┌─ Data excerpts

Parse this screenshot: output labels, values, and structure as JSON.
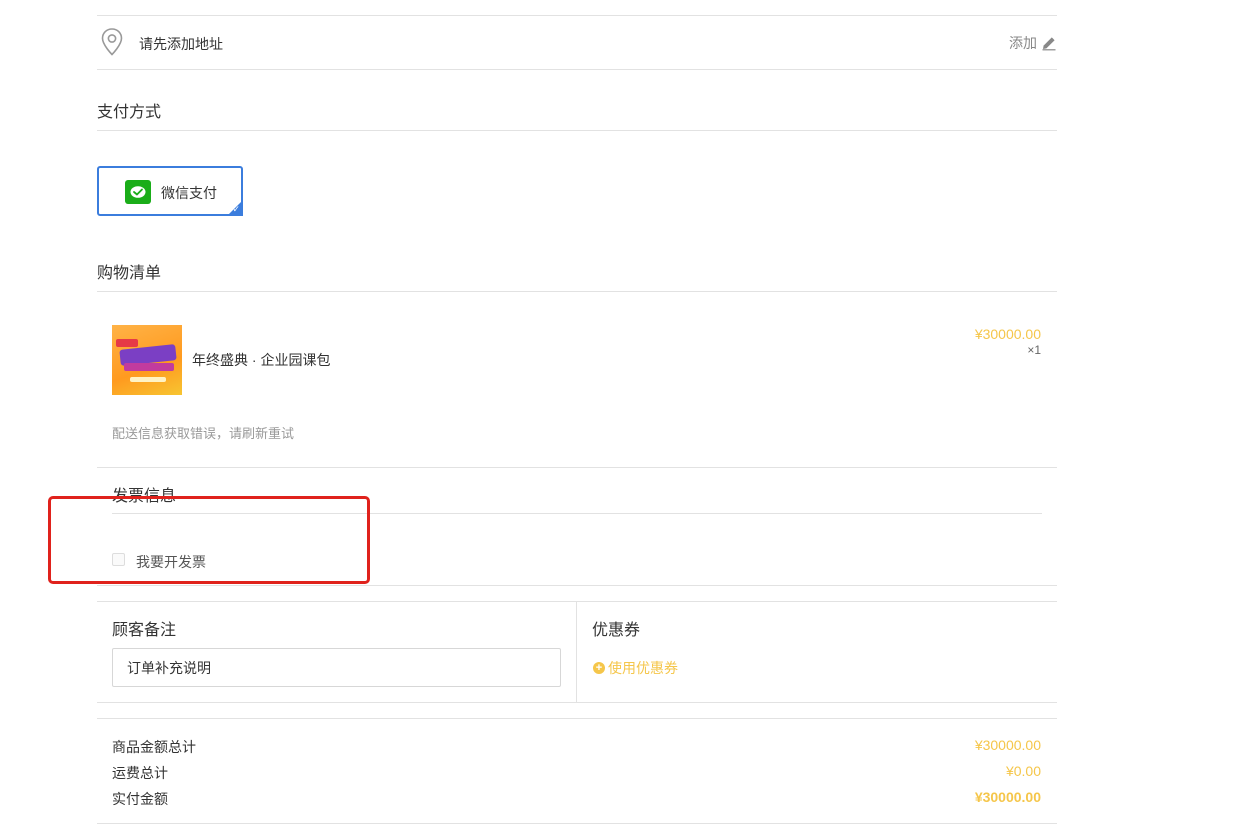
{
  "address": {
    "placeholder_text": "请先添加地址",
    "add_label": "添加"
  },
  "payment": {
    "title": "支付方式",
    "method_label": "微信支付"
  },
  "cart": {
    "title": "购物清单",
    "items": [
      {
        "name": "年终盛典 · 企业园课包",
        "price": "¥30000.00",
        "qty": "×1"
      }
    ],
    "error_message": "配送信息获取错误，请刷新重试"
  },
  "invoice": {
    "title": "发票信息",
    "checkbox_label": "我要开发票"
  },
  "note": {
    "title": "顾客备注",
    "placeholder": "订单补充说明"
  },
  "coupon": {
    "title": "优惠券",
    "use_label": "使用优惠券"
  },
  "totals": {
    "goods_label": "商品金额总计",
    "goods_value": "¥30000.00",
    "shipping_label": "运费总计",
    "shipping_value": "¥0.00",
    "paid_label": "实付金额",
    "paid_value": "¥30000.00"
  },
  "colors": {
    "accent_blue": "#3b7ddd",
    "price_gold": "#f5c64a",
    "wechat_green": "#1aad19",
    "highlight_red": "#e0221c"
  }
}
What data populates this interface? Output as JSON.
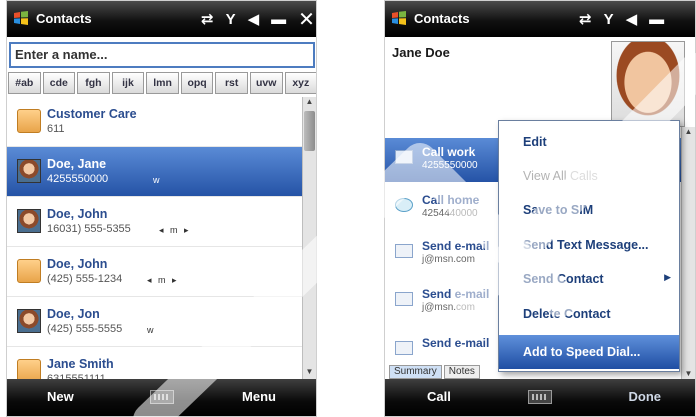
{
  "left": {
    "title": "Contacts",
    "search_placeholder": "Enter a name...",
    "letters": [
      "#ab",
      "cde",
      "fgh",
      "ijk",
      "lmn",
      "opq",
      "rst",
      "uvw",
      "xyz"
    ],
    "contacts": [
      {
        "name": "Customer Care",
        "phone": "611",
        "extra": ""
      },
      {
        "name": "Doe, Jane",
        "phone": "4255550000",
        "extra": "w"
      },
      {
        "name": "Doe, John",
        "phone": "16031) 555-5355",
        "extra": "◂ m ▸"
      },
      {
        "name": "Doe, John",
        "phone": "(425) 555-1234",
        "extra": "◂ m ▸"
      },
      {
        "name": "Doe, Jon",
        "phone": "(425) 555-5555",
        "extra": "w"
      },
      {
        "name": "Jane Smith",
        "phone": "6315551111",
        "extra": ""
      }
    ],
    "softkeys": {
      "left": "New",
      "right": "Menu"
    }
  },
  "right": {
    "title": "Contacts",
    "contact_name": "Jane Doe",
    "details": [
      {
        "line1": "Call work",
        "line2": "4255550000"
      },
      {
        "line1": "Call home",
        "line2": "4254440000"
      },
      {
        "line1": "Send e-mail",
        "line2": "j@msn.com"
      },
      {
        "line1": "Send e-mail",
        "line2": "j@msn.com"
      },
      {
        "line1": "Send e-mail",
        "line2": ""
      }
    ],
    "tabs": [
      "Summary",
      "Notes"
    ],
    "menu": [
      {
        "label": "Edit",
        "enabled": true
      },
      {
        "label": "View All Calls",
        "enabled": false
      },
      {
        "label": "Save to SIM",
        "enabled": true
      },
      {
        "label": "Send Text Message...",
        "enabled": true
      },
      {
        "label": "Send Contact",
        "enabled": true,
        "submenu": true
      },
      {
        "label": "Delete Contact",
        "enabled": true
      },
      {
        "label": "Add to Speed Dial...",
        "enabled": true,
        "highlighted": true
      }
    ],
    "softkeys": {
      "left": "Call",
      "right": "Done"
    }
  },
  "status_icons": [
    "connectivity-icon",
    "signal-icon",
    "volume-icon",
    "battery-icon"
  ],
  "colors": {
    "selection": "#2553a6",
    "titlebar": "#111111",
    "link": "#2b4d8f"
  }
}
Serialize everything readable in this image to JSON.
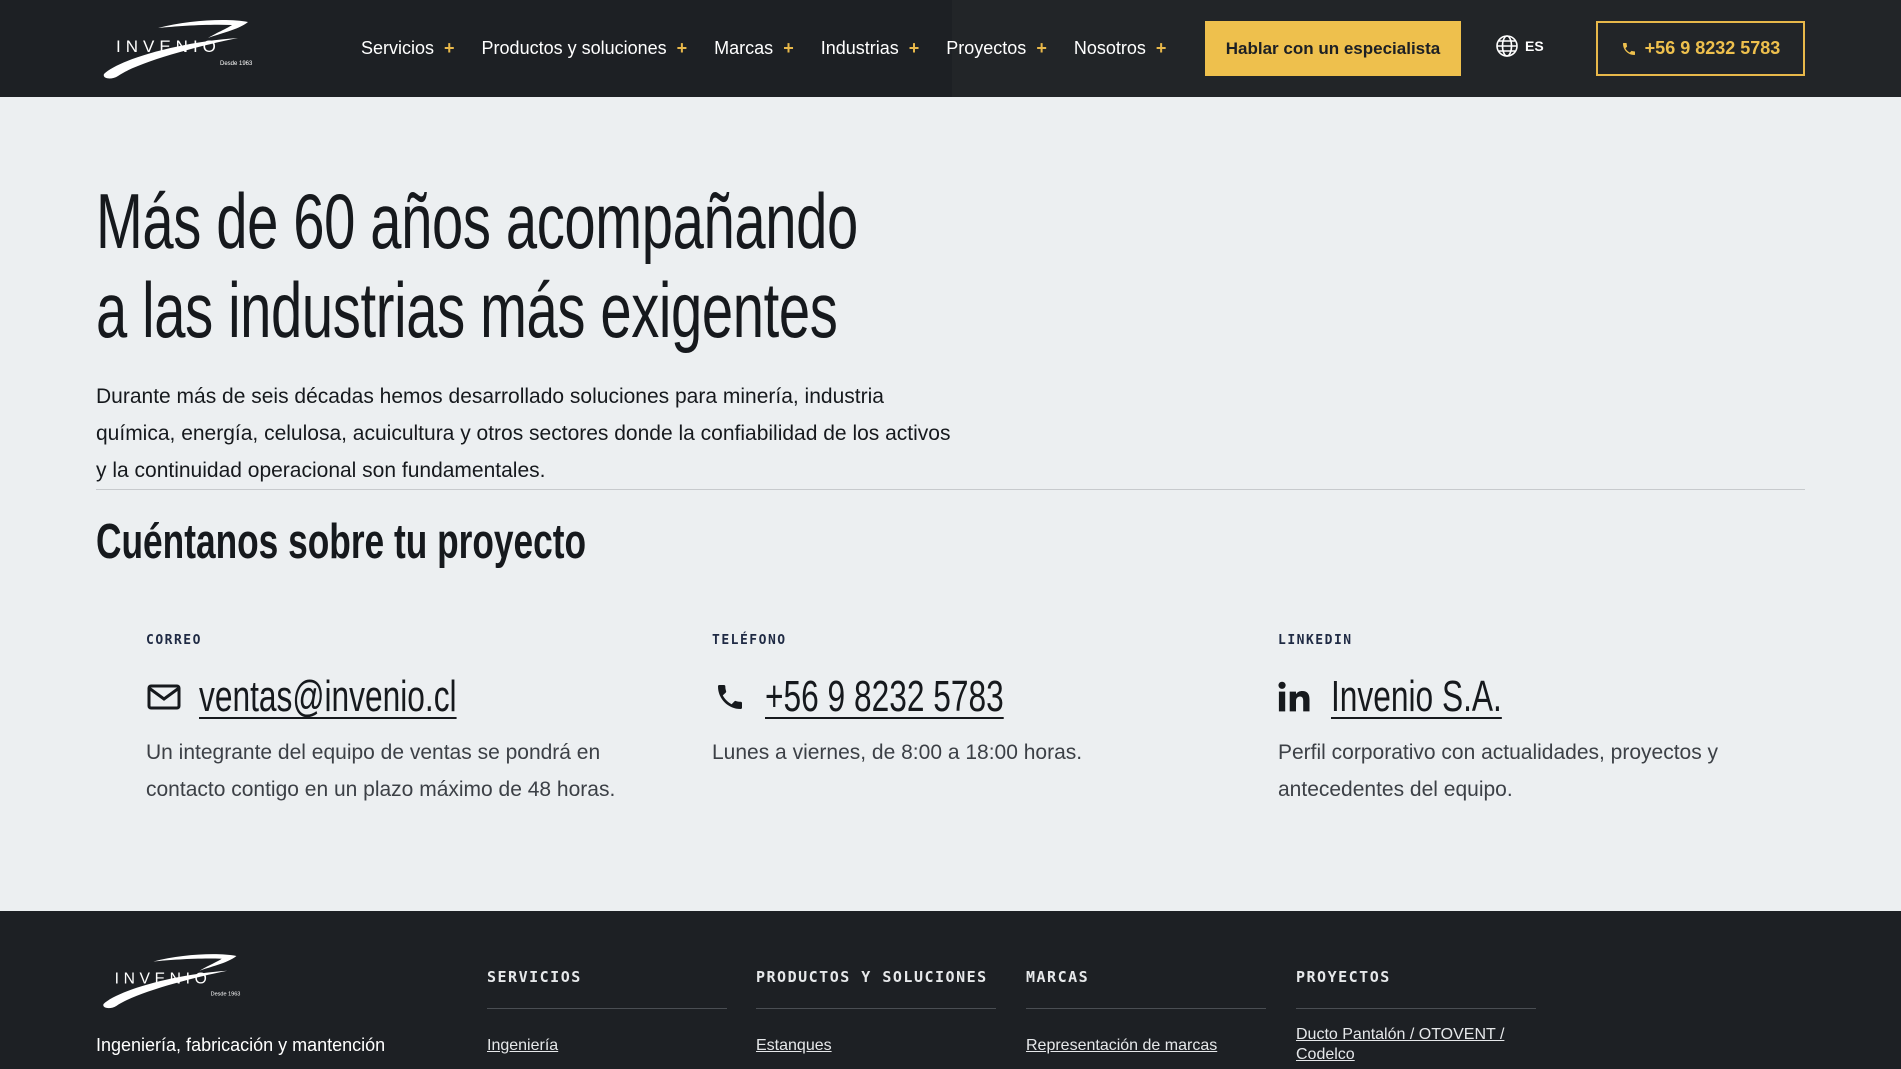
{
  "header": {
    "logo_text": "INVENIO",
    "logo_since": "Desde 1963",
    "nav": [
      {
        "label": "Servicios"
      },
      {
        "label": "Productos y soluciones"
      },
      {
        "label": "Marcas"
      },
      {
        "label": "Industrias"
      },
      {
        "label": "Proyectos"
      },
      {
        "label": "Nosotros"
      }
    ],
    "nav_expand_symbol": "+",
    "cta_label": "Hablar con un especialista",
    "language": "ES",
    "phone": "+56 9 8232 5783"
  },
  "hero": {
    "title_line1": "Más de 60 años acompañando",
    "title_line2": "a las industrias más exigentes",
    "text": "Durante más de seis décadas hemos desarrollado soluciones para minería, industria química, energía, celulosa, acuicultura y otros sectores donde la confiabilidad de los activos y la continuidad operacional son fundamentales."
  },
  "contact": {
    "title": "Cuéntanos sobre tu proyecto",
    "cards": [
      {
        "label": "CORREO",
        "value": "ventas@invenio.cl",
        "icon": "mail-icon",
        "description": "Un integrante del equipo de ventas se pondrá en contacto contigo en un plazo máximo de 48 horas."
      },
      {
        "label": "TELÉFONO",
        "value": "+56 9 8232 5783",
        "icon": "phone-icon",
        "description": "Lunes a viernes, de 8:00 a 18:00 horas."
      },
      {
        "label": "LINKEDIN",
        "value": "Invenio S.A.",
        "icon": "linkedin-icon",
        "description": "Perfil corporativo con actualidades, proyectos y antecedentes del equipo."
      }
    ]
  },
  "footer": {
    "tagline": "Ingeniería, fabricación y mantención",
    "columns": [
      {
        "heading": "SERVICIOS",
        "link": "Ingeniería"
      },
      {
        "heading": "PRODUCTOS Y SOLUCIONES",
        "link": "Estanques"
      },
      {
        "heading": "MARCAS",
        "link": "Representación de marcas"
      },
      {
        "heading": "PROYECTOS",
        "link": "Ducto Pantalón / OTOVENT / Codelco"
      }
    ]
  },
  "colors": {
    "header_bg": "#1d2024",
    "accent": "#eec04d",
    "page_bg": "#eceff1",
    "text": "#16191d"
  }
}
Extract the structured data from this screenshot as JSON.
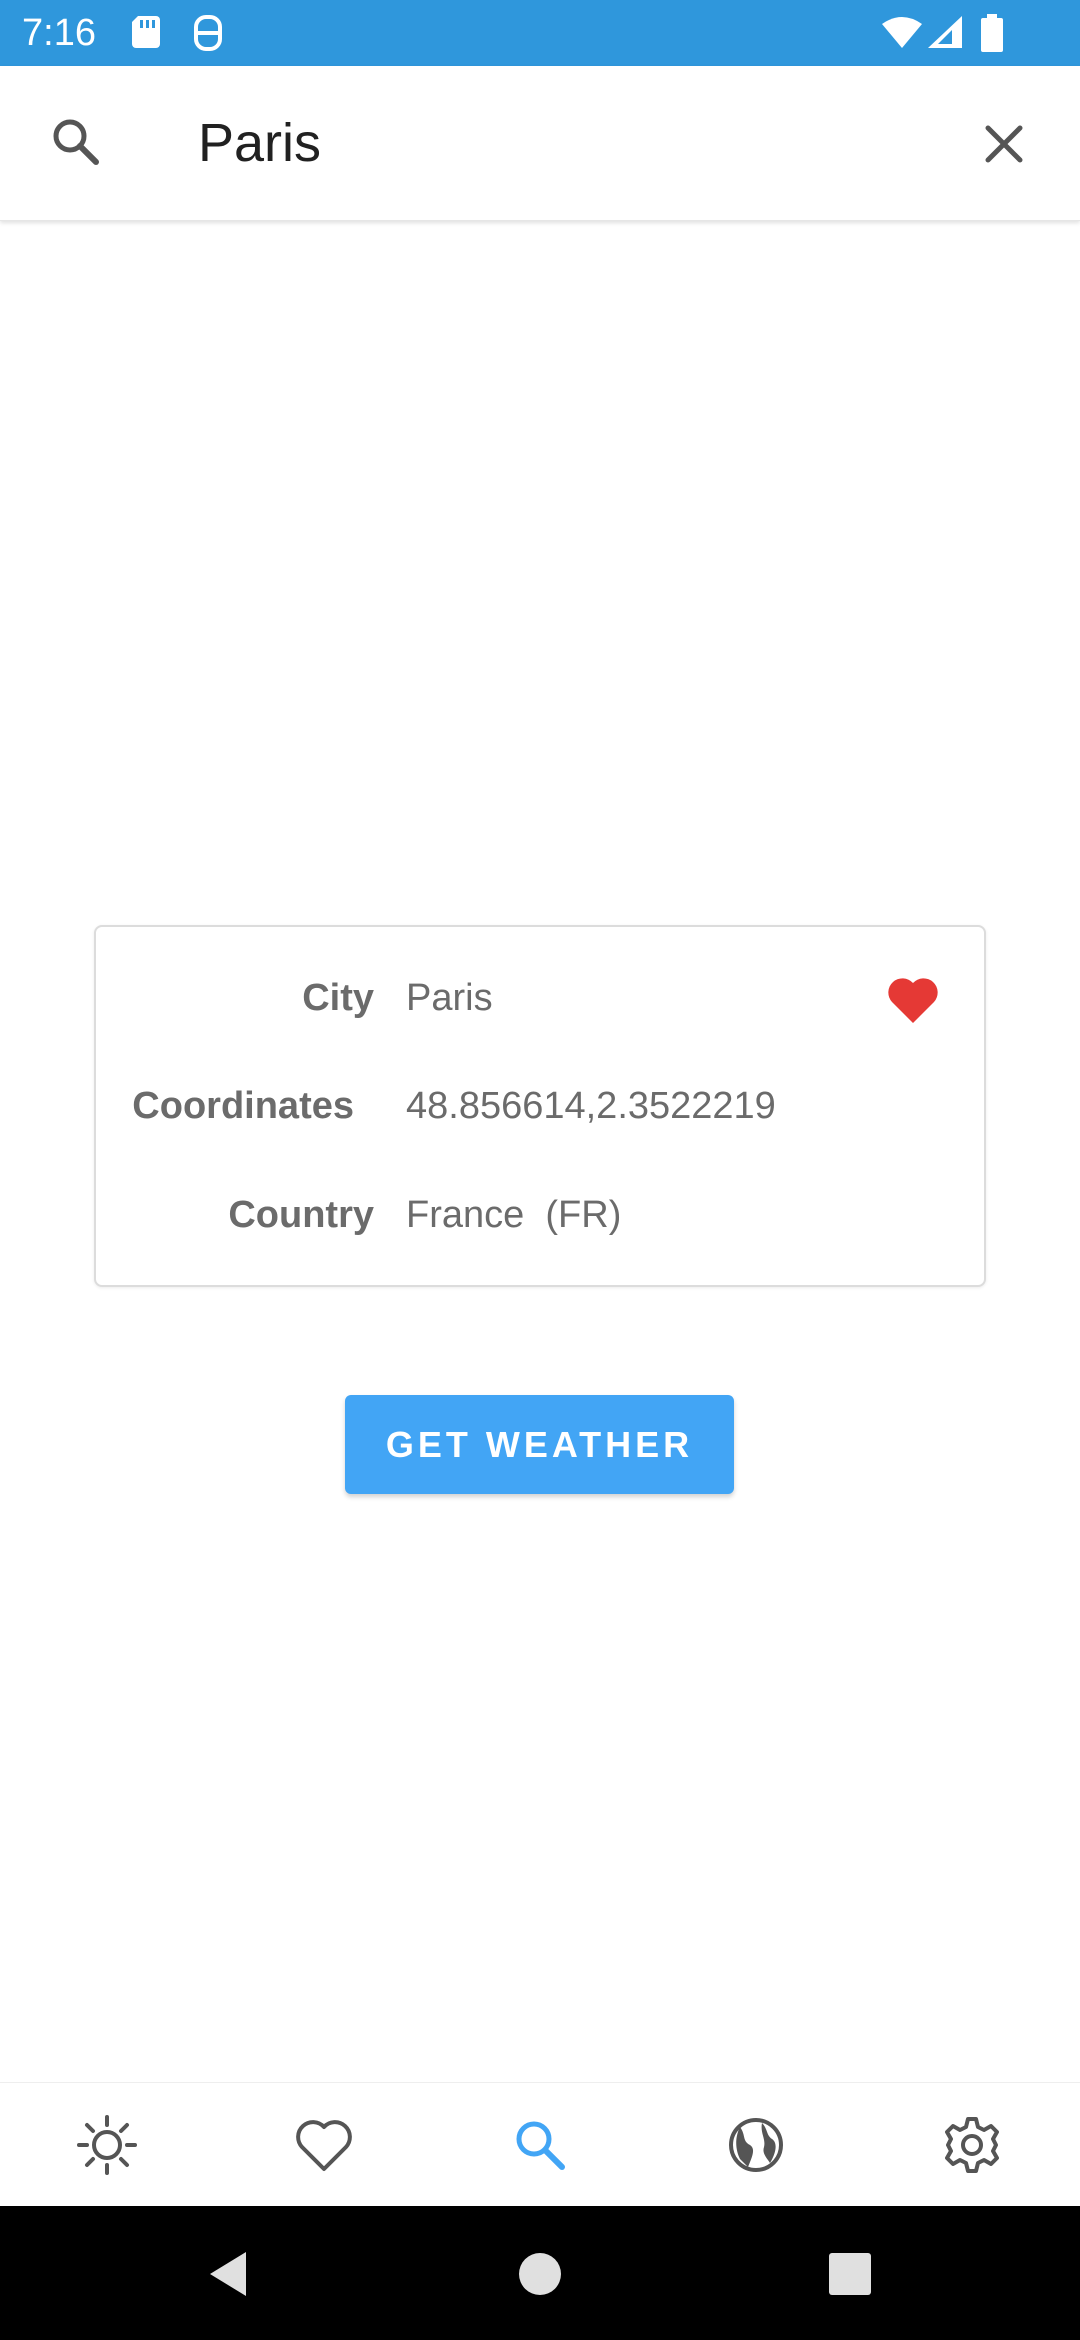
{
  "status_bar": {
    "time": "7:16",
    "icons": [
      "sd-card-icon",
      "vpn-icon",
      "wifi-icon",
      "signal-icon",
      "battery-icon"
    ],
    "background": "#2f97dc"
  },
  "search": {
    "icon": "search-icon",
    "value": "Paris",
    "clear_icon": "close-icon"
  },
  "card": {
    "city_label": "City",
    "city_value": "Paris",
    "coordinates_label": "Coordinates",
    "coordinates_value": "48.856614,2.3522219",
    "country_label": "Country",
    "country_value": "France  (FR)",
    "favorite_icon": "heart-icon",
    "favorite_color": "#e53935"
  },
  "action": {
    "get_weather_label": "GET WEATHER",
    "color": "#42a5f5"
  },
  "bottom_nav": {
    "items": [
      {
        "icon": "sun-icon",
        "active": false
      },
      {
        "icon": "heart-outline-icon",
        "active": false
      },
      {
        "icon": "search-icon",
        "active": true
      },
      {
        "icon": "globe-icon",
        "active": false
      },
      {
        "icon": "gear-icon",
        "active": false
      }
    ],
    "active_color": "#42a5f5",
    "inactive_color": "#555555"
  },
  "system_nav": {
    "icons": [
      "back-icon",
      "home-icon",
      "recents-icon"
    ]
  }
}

└─

■ **Work to be completed**
Return all of the data exactly as written, and drop the pictures.

■ **Output of the exercise**
Parse this screenshot: output labels, values, and structure as JSON.
{
  "address": {
    "placeholder_text": "请先添加地址",
    "add_label": "添加"
  },
  "payment": {
    "title": "支付方式",
    "method_label": "微信支付"
  },
  "cart": {
    "title": "购物清单",
    "items": [
      {
        "name": "年终盛典 · 企业园课包",
        "price": "¥30000.00",
        "qty": "×1"
      }
    ],
    "error_message": "配送信息获取错误，请刷新重试"
  },
  "invoice": {
    "title": "发票信息",
    "checkbox_label": "我要开发票"
  },
  "note": {
    "title": "顾客备注",
    "placeholder": "订单补充说明"
  },
  "coupon": {
    "title": "优惠券",
    "use_label": "使用优惠券"
  },
  "totals": {
    "goods_label": "商品金额总计",
    "goods_value": "¥30000.00",
    "shipping_label": "运费总计",
    "shipping_value": "¥0.00",
    "paid_label": "实付金额",
    "paid_value": "¥30000.00"
  },
  "colors": {
    "accent_blue": "#3b7ddd",
    "price_gold": "#f5c64a",
    "wechat_green": "#1aad19",
    "highlight_red": "#e0221c"
  }
}
What data populates this interface? Output as JSON.
{
  "left": {
    "title": "Contacts",
    "search_placeholder": "Enter a name...",
    "letters": [
      "#ab",
      "cde",
      "fgh",
      "ijk",
      "lmn",
      "opq",
      "rst",
      "uvw",
      "xyz"
    ],
    "contacts": [
      {
        "name": "Customer Care",
        "phone": "611",
        "extra": ""
      },
      {
        "name": "Doe, Jane",
        "phone": "4255550000",
        "extra": "w"
      },
      {
        "name": "Doe, John",
        "phone": "16031) 555-5355",
        "extra": "◂ m ▸"
      },
      {
        "name": "Doe, John",
        "phone": "(425) 555-1234",
        "extra": "◂ m ▸"
      },
      {
        "name": "Doe, Jon",
        "phone": "(425) 555-5555",
        "extra": "w"
      },
      {
        "name": "Jane Smith",
        "phone": "6315551111",
        "extra": ""
      }
    ],
    "softkeys": {
      "left": "New",
      "right": "Menu"
    }
  },
  "right": {
    "title": "Contacts",
    "contact_name": "Jane Doe",
    "details": [
      {
        "line1": "Call work",
        "line2": "4255550000"
      },
      {
        "line1": "Call home",
        "line2": "4254440000"
      },
      {
        "line1": "Send e-mail",
        "line2": "j@msn.com"
      },
      {
        "line1": "Send e-mail",
        "line2": "j@msn.com"
      },
      {
        "line1": "Send e-mail",
        "line2": ""
      }
    ],
    "tabs": [
      "Summary",
      "Notes"
    ],
    "menu": [
      {
        "label": "Edit",
        "enabled": true
      },
      {
        "label": "View All Calls",
        "enabled": false
      },
      {
        "label": "Save to SIM",
        "enabled": true
      },
      {
        "label": "Send Text Message...",
        "enabled": true
      },
      {
        "label": "Send Contact",
        "enabled": true,
        "submenu": true
      },
      {
        "label": "Delete Contact",
        "enabled": true
      },
      {
        "label": "Add to Speed Dial...",
        "enabled": true,
        "highlighted": true
      }
    ],
    "softkeys": {
      "left": "Call",
      "right": "Done"
    }
  },
  "status_icons": [
    "connectivity-icon",
    "signal-icon",
    "volume-icon",
    "battery-icon"
  ],
  "colors": {
    "selection": "#2553a6",
    "titlebar": "#111111",
    "link": "#2b4d8f"
  }
}
Serialize everything readable in this image to JSON.
{
  "header": {
    "logo_text": "INVENIO",
    "logo_since": "Desde 1963",
    "nav": [
      {
        "label": "Servicios"
      },
      {
        "label": "Productos y soluciones"
      },
      {
        "label": "Marcas"
      },
      {
        "label": "Industrias"
      },
      {
        "label": "Proyectos"
      },
      {
        "label": "Nosotros"
      }
    ],
    "nav_expand_symbol": "+",
    "cta_label": "Hablar con un especialista",
    "language": "ES",
    "phone": "+56 9 8232 5783"
  },
  "hero": {
    "title_line1": "Más de 60 años acompañando",
    "title_line2": "a las industrias más exigentes",
    "text": "Durante más de seis décadas hemos desarrollado soluciones para minería, industria química, energía, celulosa, acuicultura y otros sectores donde la confiabilidad de los activos y la continuidad operacional son fundamentales."
  },
  "contact": {
    "title": "Cuéntanos sobre tu proyecto",
    "cards": [
      {
        "label": "CORREO",
        "value": "ventas@invenio.cl",
        "icon": "mail-icon",
        "description": "Un integrante del equipo de ventas se pondrá en contacto contigo en un plazo máximo de 48 horas."
      },
      {
        "label": "TELÉFONO",
        "value": "+56 9 8232 5783",
        "icon": "phone-icon",
        "description": "Lunes a viernes, de 8:00 a 18:00 horas."
      },
      {
        "label": "LINKEDIN",
        "value": "Invenio S.A.",
        "icon": "linkedin-icon",
        "description": "Perfil corporativo con actualidades, proyectos y antecedentes del equipo."
      }
    ]
  },
  "footer": {
    "tagline": "Ingeniería, fabricación y mantención",
    "columns": [
      {
        "heading": "SERVICIOS",
        "link": "Ingeniería"
      },
      {
        "heading": "PRODUCTOS Y SOLUCIONES",
        "link": "Estanques"
      },
      {
        "heading": "MARCAS",
        "link": "Representación de marcas"
      },
      {
        "heading": "PROYECTOS",
        "link": "Ducto Pantalón / OTOVENT / Codelco"
      }
    ]
  },
  "colors": {
    "header_bg": "#1d2024",
    "accent": "#eec04d",
    "page_bg": "#eceff1",
    "text": "#16191d"
  }
}
Extract the structured data from this screenshot as JSON.
{
  "status_bar": {
    "time": "7:16",
    "icons": [
      "sd-card-icon",
      "vpn-icon",
      "wifi-icon",
      "signal-icon",
      "battery-icon"
    ],
    "background": "#2f97dc"
  },
  "search": {
    "icon": "search-icon",
    "value": "Paris",
    "clear_icon": "close-icon"
  },
  "card": {
    "city_label": "City",
    "city_value": "Paris",
    "coordinates_label": "Coordinates",
    "coordinates_value": "48.856614,2.3522219",
    "country_label": "Country",
    "country_value": "France  (FR)",
    "favorite_icon": "heart-icon",
    "favorite_color": "#e53935"
  },
  "action": {
    "get_weather_label": "GET WEATHER",
    "color": "#42a5f5"
  },
  "bottom_nav": {
    "items": [
      {
        "icon": "sun-icon",
        "active": false
      },
      {
        "icon": "heart-outline-icon",
        "active": false
      },
      {
        "icon": "search-icon",
        "active": true
      },
      {
        "icon": "globe-icon",
        "active": false
      },
      {
        "icon": "gear-icon",
        "active": false
      }
    ],
    "active_color": "#42a5f5",
    "inactive_color": "#555555"
  },
  "system_nav": {
    "icons": [
      "back-icon",
      "home-icon",
      "recents-icon"
    ]
  }
}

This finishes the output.